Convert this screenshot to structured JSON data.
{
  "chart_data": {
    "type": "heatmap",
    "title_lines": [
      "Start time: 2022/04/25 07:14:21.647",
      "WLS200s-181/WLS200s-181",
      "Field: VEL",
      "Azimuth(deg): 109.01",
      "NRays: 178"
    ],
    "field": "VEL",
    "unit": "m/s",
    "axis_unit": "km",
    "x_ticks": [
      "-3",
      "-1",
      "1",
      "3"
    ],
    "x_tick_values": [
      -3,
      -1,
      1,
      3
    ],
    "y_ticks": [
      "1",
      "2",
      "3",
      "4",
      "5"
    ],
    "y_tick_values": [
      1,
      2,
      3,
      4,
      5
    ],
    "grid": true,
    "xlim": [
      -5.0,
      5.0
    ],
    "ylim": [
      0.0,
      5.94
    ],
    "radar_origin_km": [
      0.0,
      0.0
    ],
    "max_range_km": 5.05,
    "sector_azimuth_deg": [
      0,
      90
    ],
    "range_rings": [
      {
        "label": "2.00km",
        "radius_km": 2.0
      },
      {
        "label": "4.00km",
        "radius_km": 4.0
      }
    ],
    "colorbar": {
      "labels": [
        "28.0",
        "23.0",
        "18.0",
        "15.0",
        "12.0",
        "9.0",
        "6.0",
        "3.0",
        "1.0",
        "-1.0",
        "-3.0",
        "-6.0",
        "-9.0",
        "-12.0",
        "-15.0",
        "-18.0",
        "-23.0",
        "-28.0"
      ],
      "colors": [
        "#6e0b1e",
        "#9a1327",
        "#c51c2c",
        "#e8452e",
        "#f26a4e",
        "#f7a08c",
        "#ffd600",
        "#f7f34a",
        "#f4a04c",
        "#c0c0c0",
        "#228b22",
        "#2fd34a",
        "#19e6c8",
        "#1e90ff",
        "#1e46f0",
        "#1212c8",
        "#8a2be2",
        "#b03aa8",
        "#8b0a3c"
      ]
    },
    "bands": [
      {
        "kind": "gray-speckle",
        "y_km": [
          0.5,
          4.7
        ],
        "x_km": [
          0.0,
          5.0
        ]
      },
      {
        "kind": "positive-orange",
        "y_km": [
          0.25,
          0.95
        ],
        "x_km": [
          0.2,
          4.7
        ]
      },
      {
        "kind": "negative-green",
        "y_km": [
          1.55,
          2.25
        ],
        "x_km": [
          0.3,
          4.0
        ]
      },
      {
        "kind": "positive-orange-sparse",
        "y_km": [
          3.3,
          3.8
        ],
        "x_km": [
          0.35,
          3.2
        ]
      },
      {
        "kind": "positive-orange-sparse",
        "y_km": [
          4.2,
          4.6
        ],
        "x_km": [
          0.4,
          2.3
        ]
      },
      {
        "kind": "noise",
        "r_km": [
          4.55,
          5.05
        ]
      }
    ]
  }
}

────────────────────

● Do this
Output each record exactly, leaving nothing out.

● Output for this exercise
Convert this screenshot to structured JSON data.
{
  "chart_data": {
    "type": "heatmap",
    "title_lines": [
      "Start time: 2022/04/25 07:14:21.647",
      "WLS200s-181/WLS200s-181",
      "Field: VEL",
      "Azimuth(deg): 109.01",
      "NRays: 178"
    ],
    "field": "VEL",
    "unit": "m/s",
    "axis_unit": "km",
    "x_ticks": [
      "-3",
      "-1",
      "1",
      "3"
    ],
    "x_tick_values": [
      -3,
      -1,
      1,
      3
    ],
    "y_ticks": [
      "1",
      "2",
      "3",
      "4",
      "5"
    ],
    "y_tick_values": [
      1,
      2,
      3,
      4,
      5
    ],
    "grid": true,
    "xlim": [
      -5.0,
      5.0
    ],
    "ylim": [
      0.0,
      5.94
    ],
    "radar_origin_km": [
      0.0,
      0.0
    ],
    "max_range_km": 5.05,
    "sector_azimuth_deg": [
      0,
      90
    ],
    "range_rings": [
      {
        "label": "2.00km",
        "radius_km": 2.0
      },
      {
        "label": "4.00km",
        "radius_km": 4.0
      }
    ],
    "colorbar": {
      "labels": [
        "28.0",
        "23.0",
        "18.0",
        "15.0",
        "12.0",
        "9.0",
        "6.0",
        "3.0",
        "1.0",
        "-1.0",
        "-3.0",
        "-6.0",
        "-9.0",
        "-12.0",
        "-15.0",
        "-18.0",
        "-23.0",
        "-28.0"
      ],
      "colors": [
        "#6e0b1e",
        "#9a1327",
        "#c51c2c",
        "#e8452e",
        "#f26a4e",
        "#f7a08c",
        "#ffd600",
        "#f7f34a",
        "#f4a04c",
        "#c0c0c0",
        "#228b22",
        "#2fd34a",
        "#19e6c8",
        "#1e90ff",
        "#1e46f0",
        "#1212c8",
        "#8a2be2",
        "#b03aa8",
        "#8b0a3c"
      ]
    },
    "bands": [
      {
        "kind": "gray-speckle",
        "y_km": [
          0.5,
          4.7
        ],
        "x_km": [
          0.0,
          5.0
        ]
      },
      {
        "kind": "positive-orange",
        "y_km": [
          0.25,
          0.95
        ],
        "x_km": [
          0.2,
          4.7
        ]
      },
      {
        "kind": "negative-green",
        "y_km": [
          1.55,
          2.25
        ],
        "x_km": [
          0.3,
          4.0
        ]
      },
      {
        "kind": "positive-orange-sparse",
        "y_km": [
          3.3,
          3.8
        ],
        "x_km": [
          0.35,
          3.2
        ]
      },
      {
        "kind": "positive-orange-sparse",
        "y_km": [
          4.2,
          4.6
        ],
        "x_km": [
          0.4,
          2.3
        ]
      },
      {
        "kind": "noise",
        "r_km": [
          4.55,
          5.05
        ]
      }
    ]
  }
}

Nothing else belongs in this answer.